* _Task prompt_
Write out the lines of every row below word for word, leaving out the pictures.

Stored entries
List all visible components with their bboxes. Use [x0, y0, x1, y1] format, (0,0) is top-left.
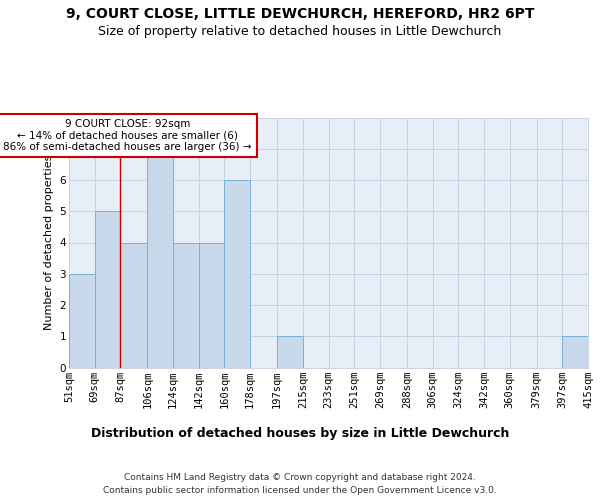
Bar	[224, 180, 250, 368]
Text: Size of property relative to detached houses in Little Dewchurch: Size of property relative to detached ho…	[98, 25, 502, 38]
Bar	[173, 242, 199, 368]
Bar	[148, 149, 173, 368]
Bar	[277, 336, 303, 368]
Text: Contains HM Land Registry data © Crown copyright and database right 2024.: Contains HM Land Registry data © Crown c…	[124, 472, 476, 482]
Text: 9 COURT CLOSE: 92sqm
← 14% of detached houses are smaller (6)
86% of semi-detach: 9 COURT CLOSE: 92sqm ← 14% of detached h…	[3, 119, 252, 152]
Bar	[562, 336, 588, 368]
Text: Contains public sector information licensed under the Open Government Licence v3: Contains public sector information licen…	[103, 486, 497, 495]
Bar	[69, 274, 95, 368]
Y-axis label: Number of detached properties: Number of detached properties	[44, 155, 54, 330]
Bar	[199, 242, 224, 368]
Text: 9, COURT CLOSE, LITTLE DEWCHURCH, HEREFORD, HR2 6PT: 9, COURT CLOSE, LITTLE DEWCHURCH, HEREFO…	[66, 8, 534, 22]
Text: Distribution of detached houses by size in Little Dewchurch: Distribution of detached houses by size …	[91, 428, 509, 440]
Bar	[121, 242, 148, 368]
Bar	[95, 211, 121, 368]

* _Answer to this exercise_
List all visible components with their bboxes. Use [x0, y0, x1, y1] format, (0,0) is top-left.
Bar	[224, 180, 250, 368]
Text: Size of property relative to detached houses in Little Dewchurch: Size of property relative to detached ho…	[98, 25, 502, 38]
Bar	[173, 242, 199, 368]
Bar	[148, 149, 173, 368]
Bar	[277, 336, 303, 368]
Text: Contains HM Land Registry data © Crown copyright and database right 2024.: Contains HM Land Registry data © Crown c…	[124, 472, 476, 482]
Text: 9 COURT CLOSE: 92sqm
← 14% of detached houses are smaller (6)
86% of semi-detach: 9 COURT CLOSE: 92sqm ← 14% of detached h…	[3, 119, 252, 152]
Bar	[562, 336, 588, 368]
Text: Contains public sector information licensed under the Open Government Licence v3: Contains public sector information licen…	[103, 486, 497, 495]
Bar	[69, 274, 95, 368]
Y-axis label: Number of detached properties: Number of detached properties	[44, 155, 54, 330]
Bar	[199, 242, 224, 368]
Text: 9, COURT CLOSE, LITTLE DEWCHURCH, HEREFORD, HR2 6PT: 9, COURT CLOSE, LITTLE DEWCHURCH, HEREFO…	[66, 8, 534, 22]
Text: Distribution of detached houses by size in Little Dewchurch: Distribution of detached houses by size …	[91, 428, 509, 440]
Bar	[121, 242, 148, 368]
Bar	[95, 211, 121, 368]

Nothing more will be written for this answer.